WHAT TO WORK ON:
Transcribe all of the records word for word, but omit the pictures.

(Stored items from a collection)
"""
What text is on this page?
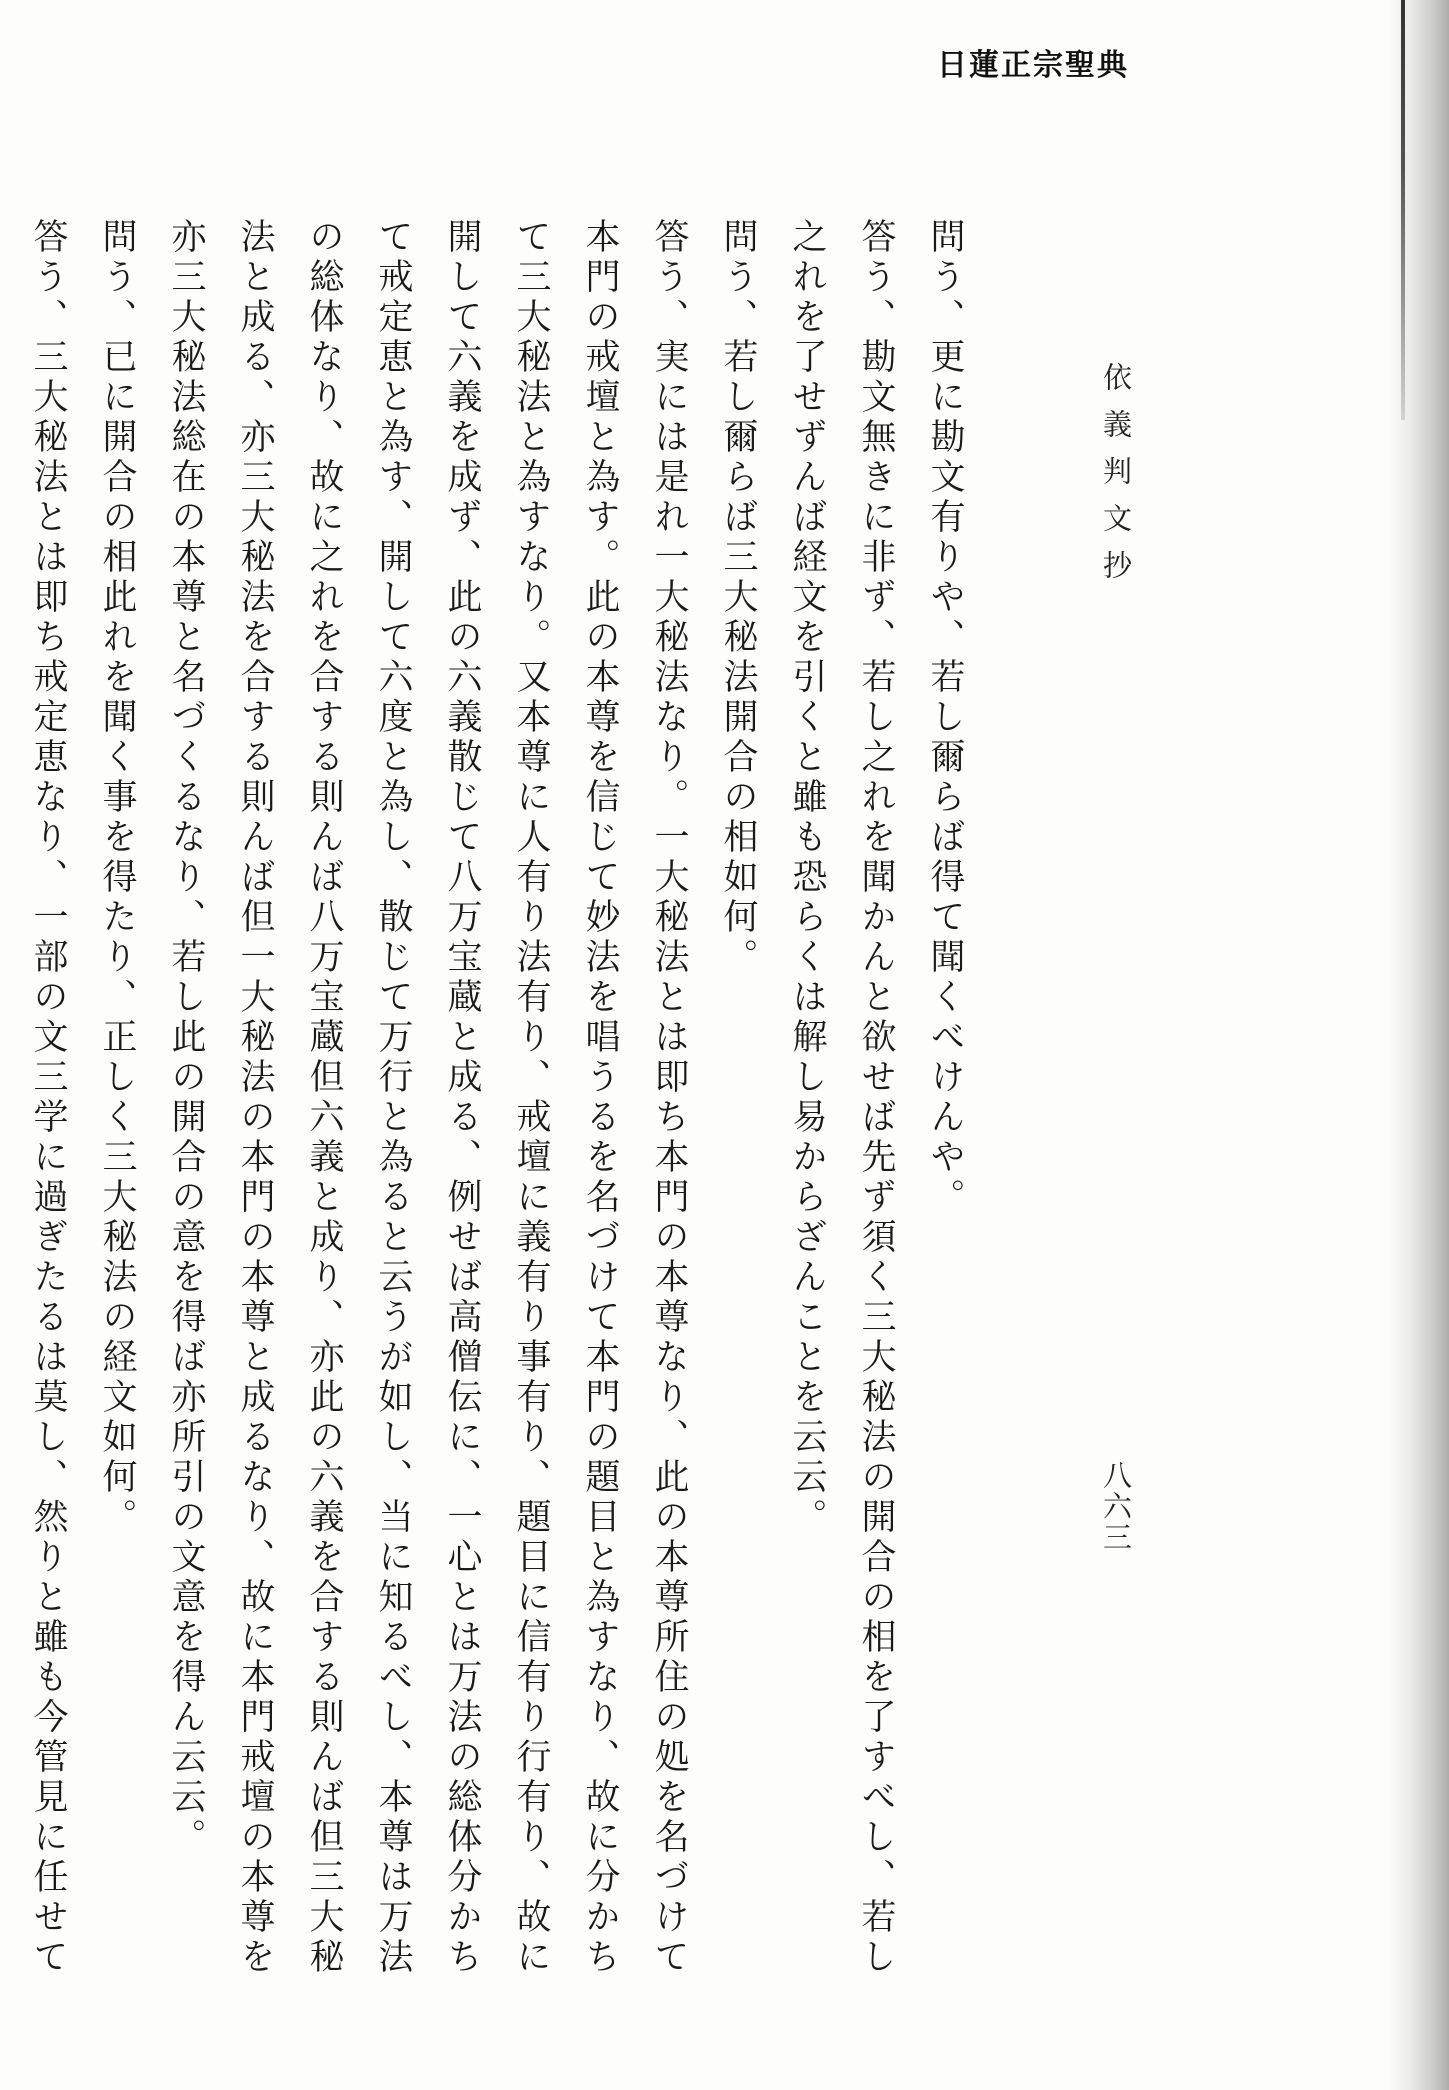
日蓮正宗聖典

問う、更に勘文有りや、若し爾らば得て聞くべけんや。

答う、勘文無きに非ず、若し之れを聞かんと欲せば先ず須く三大秘法の開合の相を了すべし、若し之れを了せずんば経文を引くと雖も恐らくは解し易からざんことを云云。

問う、若し爾らば三大秘法開合の相如何。

答う、実には是れ一大秘法なり。一大秘法とは即ち本門の本尊なり、此の本尊所住の処を名づけて本門の戒壇と為す。此の本尊を信じて妙法を唱うるを名づけて本門の題目と為すなり、故に分かちて三大秘法と為すなり。又本尊に人有り法有り、戒壇に義有り事有り、題目に信有り行有り、故に開して六義を成ず、此の六義散じて八万宝蔵と成る、例せば高僧伝に、一心とは万法の総体分かちて戒定恵と為す、開して六度と為し、散じて万行と為ると云うが如し、当に知るべし、本尊は万法の総体なり、故に之れを合する則んば八万宝蔵但六義と成り、亦此の六義を合する則んば但三大秘法と成る、亦三大秘法を合する則んば但一大秘法の本門の本尊と成るなり、故に本門戒壇の本尊を亦三大秘法総在の本尊と名づくるなり、若し此の開合の意を得ば亦所引の文意を得ん云云。

問う、已に開合の相此れを聞く事を得たり、正しく三大秘法の経文如何。

答う、三大秘法とは即ち戒定恵なり、一部の文三学に過ぎたるは莫し、然りと雖も今管見に任せて

依義判文抄
八六三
"""
RIGHT ANSWER:
What text is on this page?
日蓮正宗聖典

問う、更に勘文有りや、若し爾らば得て聞くべけんや。

答う、勘文無きに非ず、若し之れを聞かんと欲せば先ず須く三大秘法の開合の相を了すべし、若し之れを了せずんば経文を引くと雖も恐らくは解し易からざんことを云云。

問う、若し爾らば三大秘法開合の相如何。

答う、実には是れ一大秘法なり。一大秘法とは即ち本門の本尊なり、此の本尊所住の処を名づけて本門の戒壇と為す。此の本尊を信じて妙法を唱うるを名づけて本門の題目と為すなり、故に分かちて三大秘法と為すなり。又本尊に人有り法有り、戒壇に義有り事有り、題目に信有り行有り、故に開して六義を成ず、此の六義散じて八万宝蔵と成る、例せば高僧伝に、一心とは万法の総体分かちて戒定恵と為す、開して六度と為し、散じて万行と為ると云うが如し、当に知るべし、本尊は万法の総体なり、故に之れを合する則んば八万宝蔵但六義と成り、亦此の六義を合する則んば但三大秘法と成る、亦三大秘法を合する則んば但一大秘法の本門の本尊と成るなり、故に本門戒壇の本尊を亦三大秘法総在の本尊と名づくるなり、若し此の開合の意を得ば亦所引の文意を得ん云云。

問う、已に開合の相此れを聞く事を得たり、正しく三大秘法の経文如何。

答う、三大秘法とは即ち戒定恵なり、一部の文三学に過ぎたるは莫し、然りと雖も今管見に任せて

依義判文抄
八六三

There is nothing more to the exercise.